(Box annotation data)

__________

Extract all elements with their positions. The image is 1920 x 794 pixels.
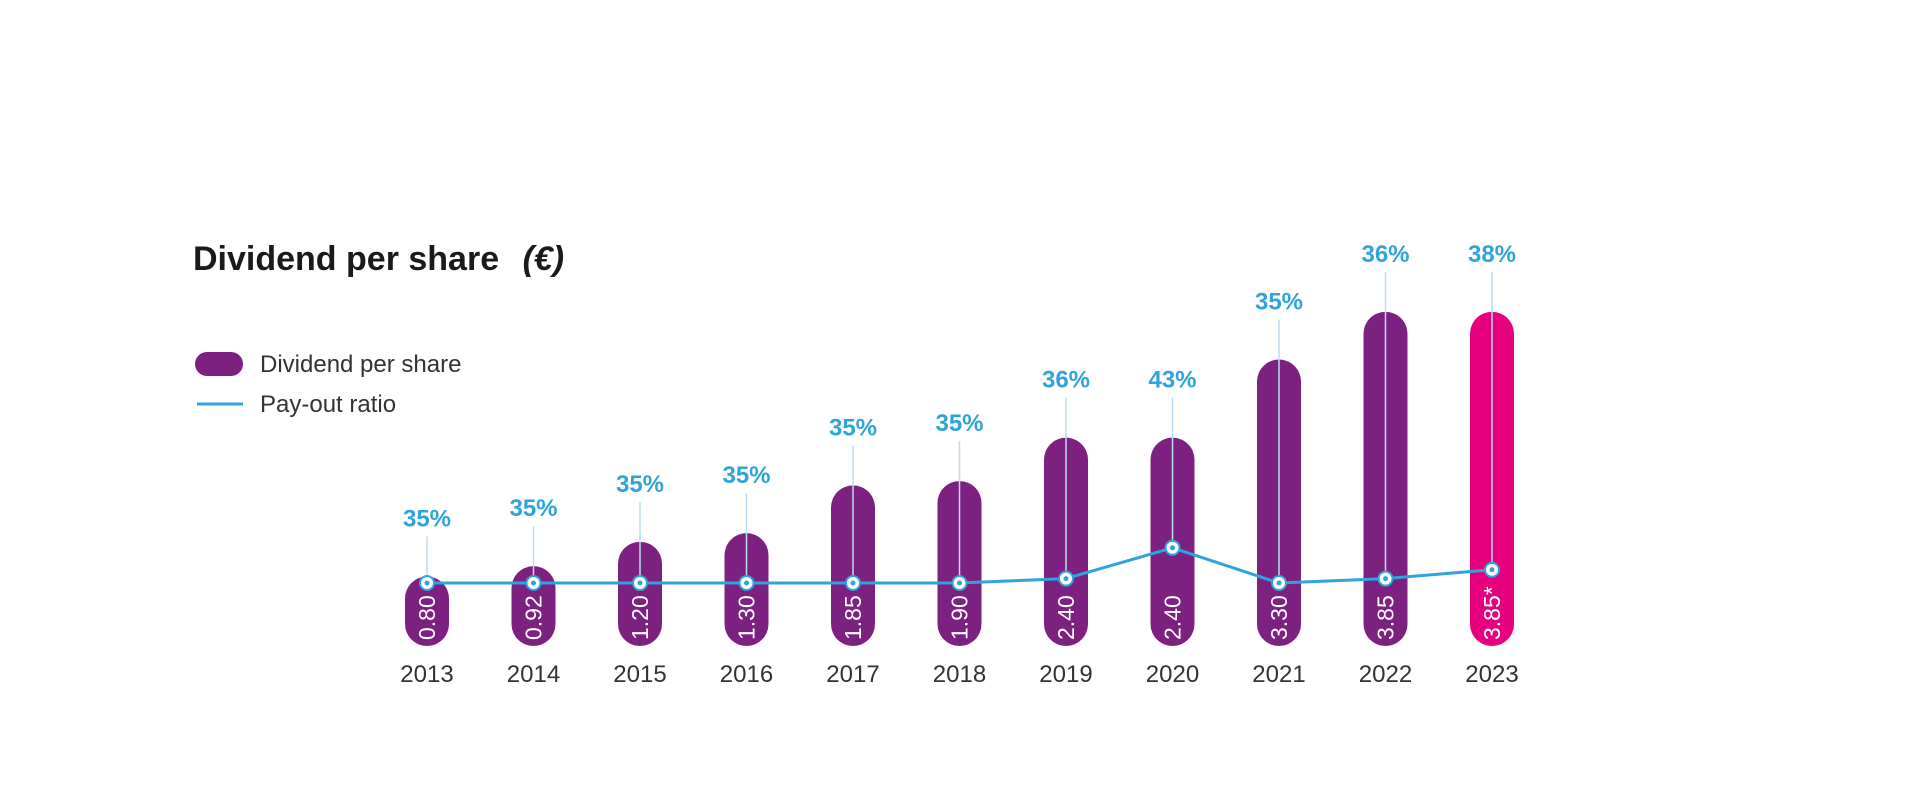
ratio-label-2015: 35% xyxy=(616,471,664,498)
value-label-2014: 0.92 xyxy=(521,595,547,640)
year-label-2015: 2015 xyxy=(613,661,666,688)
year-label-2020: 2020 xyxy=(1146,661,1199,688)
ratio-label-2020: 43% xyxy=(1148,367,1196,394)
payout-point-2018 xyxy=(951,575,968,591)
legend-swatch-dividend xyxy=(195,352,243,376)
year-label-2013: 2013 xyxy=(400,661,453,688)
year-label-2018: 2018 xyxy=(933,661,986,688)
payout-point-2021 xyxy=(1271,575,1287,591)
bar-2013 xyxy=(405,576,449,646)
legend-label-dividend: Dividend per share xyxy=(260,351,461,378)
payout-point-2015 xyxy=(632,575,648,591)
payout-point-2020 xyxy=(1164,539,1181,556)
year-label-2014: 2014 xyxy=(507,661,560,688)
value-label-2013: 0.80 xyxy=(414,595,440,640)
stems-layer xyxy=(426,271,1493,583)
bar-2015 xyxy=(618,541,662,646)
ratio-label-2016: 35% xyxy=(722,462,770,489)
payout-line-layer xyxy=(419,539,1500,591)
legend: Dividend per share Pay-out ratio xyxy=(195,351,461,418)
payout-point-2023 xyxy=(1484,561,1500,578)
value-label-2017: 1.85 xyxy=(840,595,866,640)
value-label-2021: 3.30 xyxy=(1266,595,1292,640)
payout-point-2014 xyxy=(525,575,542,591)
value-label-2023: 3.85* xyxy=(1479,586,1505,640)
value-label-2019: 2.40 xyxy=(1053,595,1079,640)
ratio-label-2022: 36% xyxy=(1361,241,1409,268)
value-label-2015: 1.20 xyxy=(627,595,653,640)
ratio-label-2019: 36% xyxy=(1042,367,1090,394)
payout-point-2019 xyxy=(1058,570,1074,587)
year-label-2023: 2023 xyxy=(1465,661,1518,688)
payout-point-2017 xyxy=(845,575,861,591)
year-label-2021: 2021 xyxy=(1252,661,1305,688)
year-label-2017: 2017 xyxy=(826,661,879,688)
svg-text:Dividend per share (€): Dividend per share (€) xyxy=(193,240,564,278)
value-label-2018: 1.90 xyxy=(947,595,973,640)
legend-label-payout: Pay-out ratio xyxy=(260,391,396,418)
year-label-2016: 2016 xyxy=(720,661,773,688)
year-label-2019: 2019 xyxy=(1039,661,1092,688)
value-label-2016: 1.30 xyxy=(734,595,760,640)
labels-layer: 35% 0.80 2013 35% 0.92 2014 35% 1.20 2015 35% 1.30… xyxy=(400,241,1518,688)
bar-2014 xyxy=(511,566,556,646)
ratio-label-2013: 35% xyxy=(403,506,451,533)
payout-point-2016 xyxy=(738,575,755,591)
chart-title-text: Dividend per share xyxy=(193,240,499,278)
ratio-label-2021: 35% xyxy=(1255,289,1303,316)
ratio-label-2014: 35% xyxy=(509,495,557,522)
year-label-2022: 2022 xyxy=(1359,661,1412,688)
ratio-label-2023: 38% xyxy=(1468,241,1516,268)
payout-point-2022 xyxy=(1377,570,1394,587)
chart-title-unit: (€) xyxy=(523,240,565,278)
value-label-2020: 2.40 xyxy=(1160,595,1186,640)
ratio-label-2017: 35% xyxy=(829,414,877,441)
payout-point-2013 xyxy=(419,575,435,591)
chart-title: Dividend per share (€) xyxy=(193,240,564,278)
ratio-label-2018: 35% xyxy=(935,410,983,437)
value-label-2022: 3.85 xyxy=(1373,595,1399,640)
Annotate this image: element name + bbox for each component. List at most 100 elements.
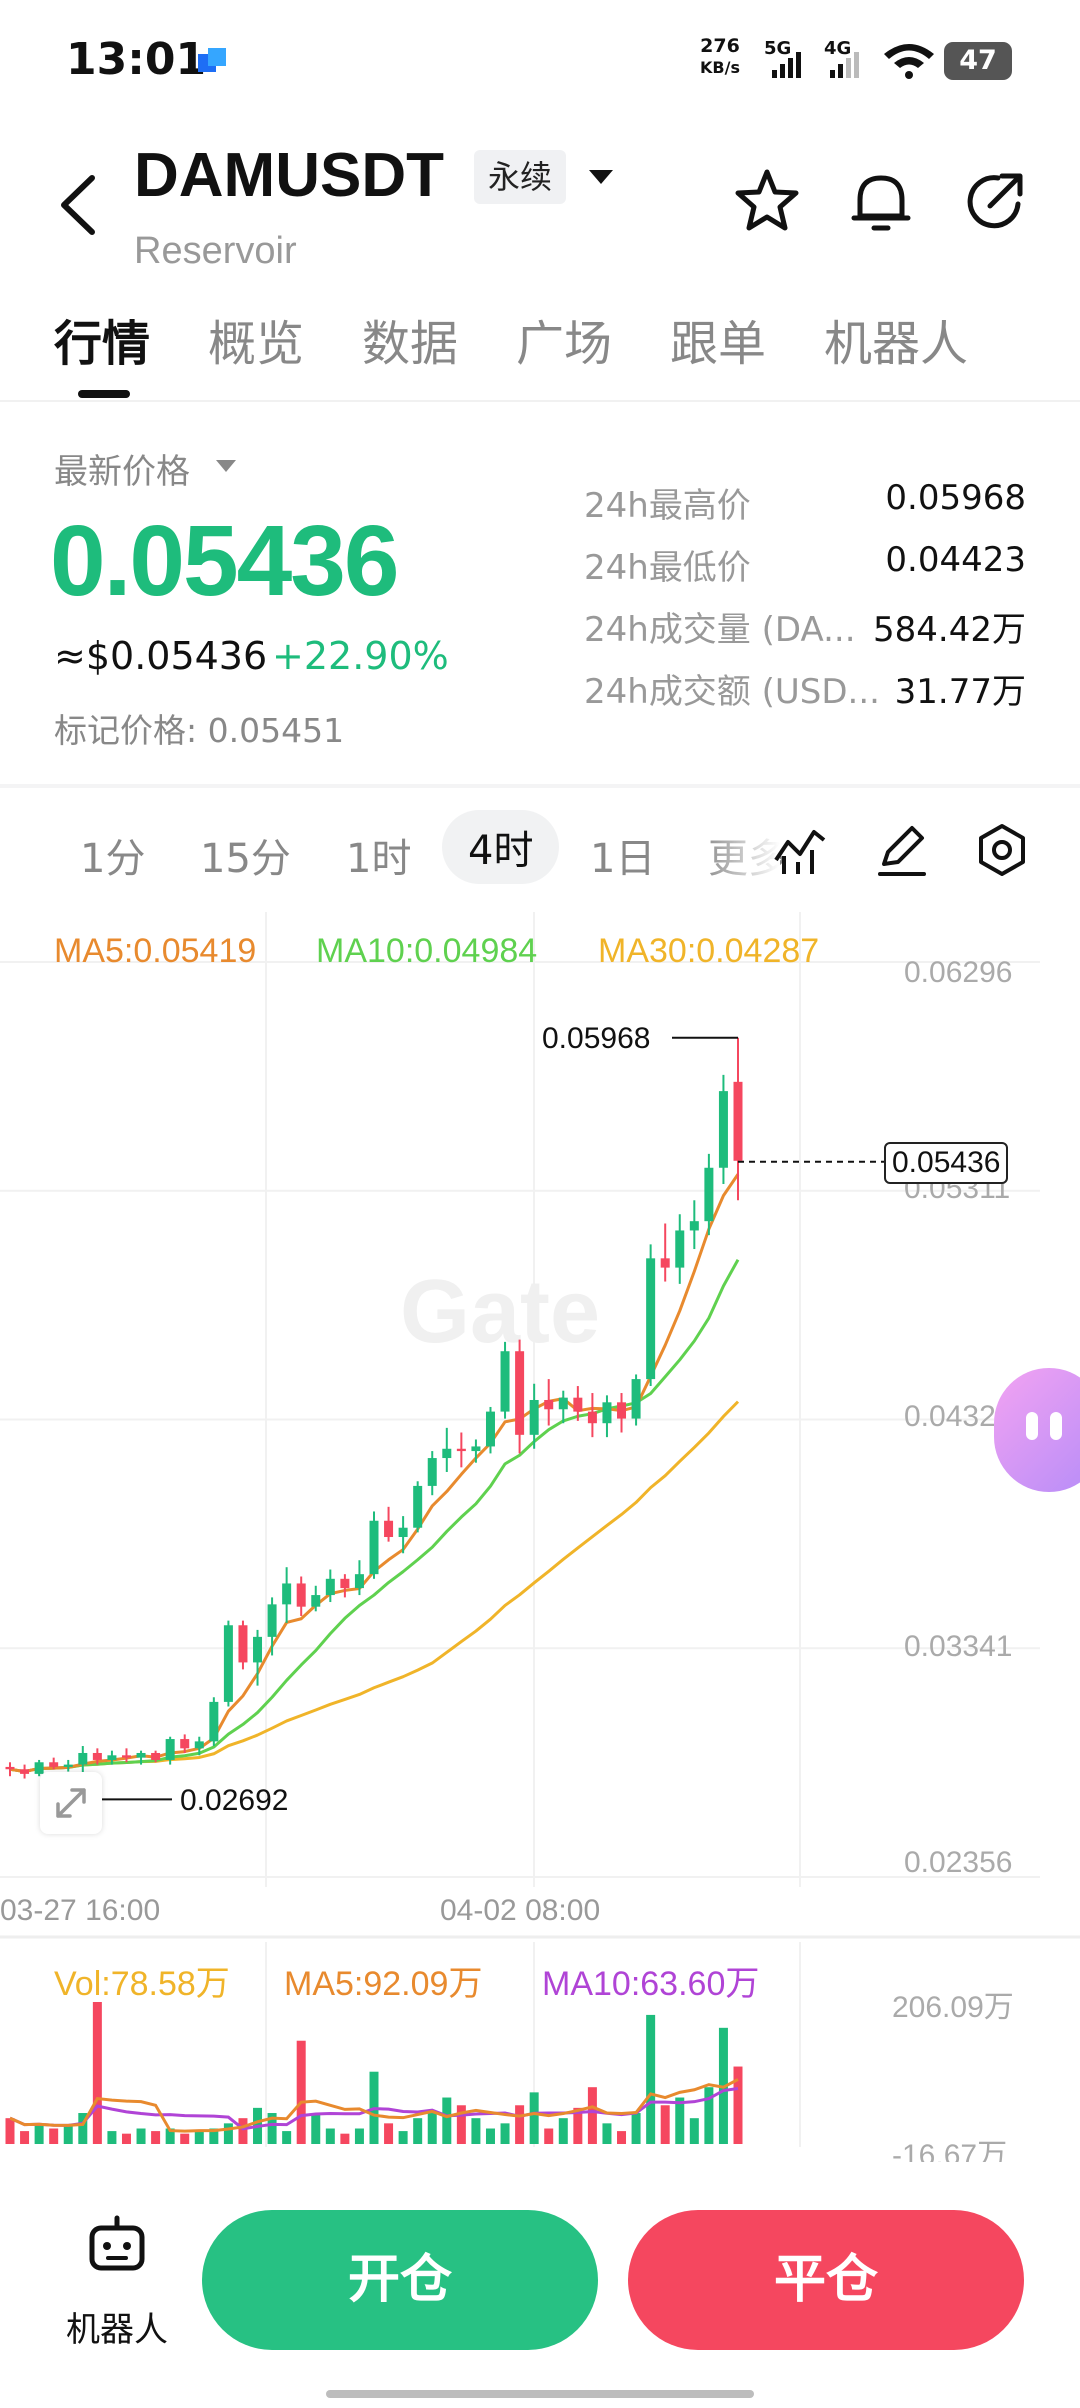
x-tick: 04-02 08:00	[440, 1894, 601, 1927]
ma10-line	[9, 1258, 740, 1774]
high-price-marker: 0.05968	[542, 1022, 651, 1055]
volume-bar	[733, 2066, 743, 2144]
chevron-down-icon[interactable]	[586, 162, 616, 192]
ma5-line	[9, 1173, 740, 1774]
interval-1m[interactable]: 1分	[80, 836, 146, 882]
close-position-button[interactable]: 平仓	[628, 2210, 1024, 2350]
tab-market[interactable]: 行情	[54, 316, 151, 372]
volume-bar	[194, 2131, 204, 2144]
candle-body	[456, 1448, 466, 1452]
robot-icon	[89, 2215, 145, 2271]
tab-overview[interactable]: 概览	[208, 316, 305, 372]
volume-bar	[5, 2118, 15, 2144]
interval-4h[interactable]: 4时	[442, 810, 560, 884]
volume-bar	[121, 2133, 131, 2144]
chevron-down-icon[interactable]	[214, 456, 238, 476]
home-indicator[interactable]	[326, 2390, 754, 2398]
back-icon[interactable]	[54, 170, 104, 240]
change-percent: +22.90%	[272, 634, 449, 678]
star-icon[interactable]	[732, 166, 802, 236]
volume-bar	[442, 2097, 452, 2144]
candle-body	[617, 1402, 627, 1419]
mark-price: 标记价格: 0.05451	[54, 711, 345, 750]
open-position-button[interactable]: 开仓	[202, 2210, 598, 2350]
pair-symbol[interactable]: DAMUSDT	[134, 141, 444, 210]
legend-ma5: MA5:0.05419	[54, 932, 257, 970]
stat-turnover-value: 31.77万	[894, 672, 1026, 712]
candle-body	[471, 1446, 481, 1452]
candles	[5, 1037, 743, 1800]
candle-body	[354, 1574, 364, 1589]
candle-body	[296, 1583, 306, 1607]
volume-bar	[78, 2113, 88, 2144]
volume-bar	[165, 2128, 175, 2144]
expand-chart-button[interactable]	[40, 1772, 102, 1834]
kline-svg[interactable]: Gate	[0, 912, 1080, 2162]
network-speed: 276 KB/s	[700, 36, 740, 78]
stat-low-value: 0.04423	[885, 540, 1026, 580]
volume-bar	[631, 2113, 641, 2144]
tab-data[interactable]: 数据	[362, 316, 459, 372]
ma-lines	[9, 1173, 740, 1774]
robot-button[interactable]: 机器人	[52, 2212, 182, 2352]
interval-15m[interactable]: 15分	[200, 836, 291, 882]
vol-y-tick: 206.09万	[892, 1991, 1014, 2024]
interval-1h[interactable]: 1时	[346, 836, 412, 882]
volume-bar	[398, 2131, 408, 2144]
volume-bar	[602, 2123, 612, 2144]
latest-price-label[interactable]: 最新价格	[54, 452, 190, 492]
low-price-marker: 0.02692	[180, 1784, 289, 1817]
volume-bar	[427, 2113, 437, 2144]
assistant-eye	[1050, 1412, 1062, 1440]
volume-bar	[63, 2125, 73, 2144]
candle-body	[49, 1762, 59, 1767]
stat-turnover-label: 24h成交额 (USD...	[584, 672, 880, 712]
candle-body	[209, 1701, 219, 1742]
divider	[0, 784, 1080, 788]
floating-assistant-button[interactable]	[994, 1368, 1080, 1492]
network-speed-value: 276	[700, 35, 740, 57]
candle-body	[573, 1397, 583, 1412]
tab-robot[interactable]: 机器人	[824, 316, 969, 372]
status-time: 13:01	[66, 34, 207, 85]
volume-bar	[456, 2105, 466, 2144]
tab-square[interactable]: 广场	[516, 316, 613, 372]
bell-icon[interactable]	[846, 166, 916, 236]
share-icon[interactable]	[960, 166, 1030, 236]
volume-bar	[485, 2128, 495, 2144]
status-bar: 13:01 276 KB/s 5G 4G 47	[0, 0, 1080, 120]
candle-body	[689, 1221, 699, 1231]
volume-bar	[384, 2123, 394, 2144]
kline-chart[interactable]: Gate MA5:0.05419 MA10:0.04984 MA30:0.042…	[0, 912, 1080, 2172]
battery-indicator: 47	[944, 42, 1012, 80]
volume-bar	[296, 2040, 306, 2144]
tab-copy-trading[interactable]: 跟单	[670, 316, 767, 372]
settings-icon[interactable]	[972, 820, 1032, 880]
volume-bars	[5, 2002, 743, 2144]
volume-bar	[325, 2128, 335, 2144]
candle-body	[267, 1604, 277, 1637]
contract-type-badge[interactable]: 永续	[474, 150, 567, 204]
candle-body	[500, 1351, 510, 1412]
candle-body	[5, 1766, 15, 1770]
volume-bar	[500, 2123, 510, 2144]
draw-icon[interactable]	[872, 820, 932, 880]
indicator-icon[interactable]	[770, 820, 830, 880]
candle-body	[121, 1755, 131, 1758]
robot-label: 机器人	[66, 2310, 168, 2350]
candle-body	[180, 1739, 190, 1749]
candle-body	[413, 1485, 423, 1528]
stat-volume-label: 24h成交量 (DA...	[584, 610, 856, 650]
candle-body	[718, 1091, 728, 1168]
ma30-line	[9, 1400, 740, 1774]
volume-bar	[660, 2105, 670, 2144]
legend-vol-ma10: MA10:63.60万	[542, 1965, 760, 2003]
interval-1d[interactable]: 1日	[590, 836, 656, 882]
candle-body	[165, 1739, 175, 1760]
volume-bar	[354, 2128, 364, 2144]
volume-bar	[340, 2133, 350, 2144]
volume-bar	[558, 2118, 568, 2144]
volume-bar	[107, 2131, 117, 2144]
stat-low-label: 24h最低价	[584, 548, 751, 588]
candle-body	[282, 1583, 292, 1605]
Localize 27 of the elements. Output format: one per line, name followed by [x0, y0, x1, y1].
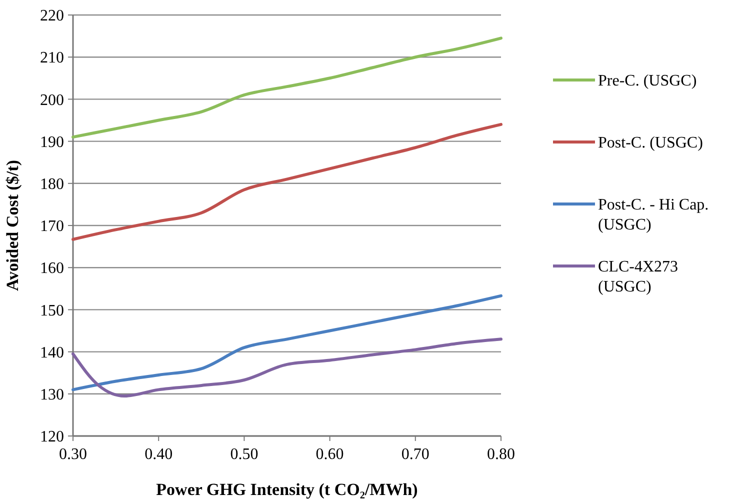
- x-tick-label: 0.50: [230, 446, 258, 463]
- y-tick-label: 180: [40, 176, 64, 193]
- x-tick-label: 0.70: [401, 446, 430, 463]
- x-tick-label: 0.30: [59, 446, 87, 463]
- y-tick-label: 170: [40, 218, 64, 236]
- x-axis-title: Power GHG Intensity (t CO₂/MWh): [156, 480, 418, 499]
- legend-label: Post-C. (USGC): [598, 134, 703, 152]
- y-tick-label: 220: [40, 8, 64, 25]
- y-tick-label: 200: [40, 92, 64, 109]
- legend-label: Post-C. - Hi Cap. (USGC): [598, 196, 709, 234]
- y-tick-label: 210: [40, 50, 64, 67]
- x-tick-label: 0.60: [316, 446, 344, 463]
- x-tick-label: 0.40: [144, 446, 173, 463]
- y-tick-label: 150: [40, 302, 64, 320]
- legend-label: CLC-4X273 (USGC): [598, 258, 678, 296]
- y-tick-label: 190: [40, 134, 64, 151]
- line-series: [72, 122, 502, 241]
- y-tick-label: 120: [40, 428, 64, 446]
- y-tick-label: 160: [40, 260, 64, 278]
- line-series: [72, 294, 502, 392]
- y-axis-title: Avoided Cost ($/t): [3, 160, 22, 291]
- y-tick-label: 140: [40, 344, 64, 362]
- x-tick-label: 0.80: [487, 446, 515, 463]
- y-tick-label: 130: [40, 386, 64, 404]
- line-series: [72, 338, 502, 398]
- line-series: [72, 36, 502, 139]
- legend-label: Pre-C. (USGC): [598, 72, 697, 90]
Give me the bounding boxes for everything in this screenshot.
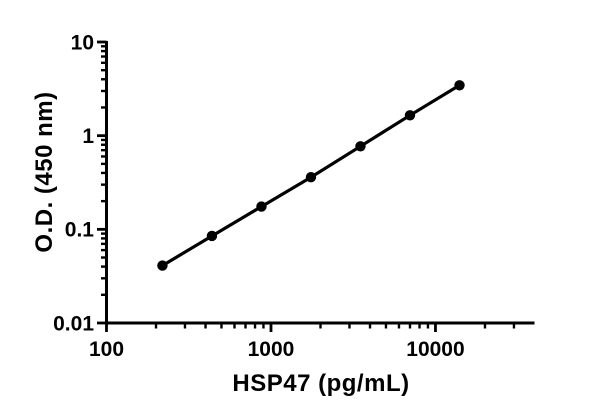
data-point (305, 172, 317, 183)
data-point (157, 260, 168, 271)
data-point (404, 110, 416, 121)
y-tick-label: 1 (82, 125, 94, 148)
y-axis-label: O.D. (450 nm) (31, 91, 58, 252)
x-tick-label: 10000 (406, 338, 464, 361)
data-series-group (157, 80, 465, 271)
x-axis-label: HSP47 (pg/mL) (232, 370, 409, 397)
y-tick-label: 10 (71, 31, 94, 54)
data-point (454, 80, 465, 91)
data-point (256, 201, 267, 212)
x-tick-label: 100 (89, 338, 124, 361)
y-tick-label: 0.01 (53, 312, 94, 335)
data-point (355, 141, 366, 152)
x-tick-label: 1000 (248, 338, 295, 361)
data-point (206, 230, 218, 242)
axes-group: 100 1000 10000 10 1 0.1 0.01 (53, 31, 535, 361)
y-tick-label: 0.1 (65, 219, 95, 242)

__________

• Exercise details
From the listing, pull out every line containing the string "indicator" and reproduce each one unchanged.

• Reply to the task
home-indicator[interactable]	[326, 2390, 754, 2398]
battery-indicator: 47	[944, 42, 1012, 80]
indicator-icon[interactable]	[770, 820, 830, 880]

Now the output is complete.